# Data supplied
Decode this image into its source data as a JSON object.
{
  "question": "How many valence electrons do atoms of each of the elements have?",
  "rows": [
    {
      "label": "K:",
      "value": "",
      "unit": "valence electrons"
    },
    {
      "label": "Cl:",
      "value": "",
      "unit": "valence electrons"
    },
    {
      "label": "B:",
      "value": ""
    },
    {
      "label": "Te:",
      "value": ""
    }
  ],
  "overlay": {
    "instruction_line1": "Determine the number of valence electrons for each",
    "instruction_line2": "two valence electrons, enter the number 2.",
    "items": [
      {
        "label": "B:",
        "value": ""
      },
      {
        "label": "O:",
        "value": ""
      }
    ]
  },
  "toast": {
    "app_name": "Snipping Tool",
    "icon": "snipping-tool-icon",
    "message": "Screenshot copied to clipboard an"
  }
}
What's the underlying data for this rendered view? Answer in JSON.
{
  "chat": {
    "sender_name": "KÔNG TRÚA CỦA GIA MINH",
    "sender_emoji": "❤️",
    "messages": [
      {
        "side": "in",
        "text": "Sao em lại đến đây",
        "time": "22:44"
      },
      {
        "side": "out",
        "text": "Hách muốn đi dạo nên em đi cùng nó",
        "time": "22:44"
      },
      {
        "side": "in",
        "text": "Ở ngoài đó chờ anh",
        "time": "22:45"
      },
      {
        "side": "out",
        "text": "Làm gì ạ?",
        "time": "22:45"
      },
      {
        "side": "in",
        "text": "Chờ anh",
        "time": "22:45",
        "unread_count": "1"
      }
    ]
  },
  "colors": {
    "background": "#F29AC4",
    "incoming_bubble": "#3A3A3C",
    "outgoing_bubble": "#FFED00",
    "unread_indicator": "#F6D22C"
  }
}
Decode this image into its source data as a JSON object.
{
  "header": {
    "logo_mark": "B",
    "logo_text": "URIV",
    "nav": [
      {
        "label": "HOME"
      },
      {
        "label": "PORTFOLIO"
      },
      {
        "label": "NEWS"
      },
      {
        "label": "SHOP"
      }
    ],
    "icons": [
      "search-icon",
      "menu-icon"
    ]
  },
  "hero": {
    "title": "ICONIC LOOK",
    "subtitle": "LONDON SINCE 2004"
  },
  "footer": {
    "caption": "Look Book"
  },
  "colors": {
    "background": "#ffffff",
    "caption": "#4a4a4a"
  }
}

# Set exercise
Reply with nothing but the number of lines in the data above that contain "each".

# Output
2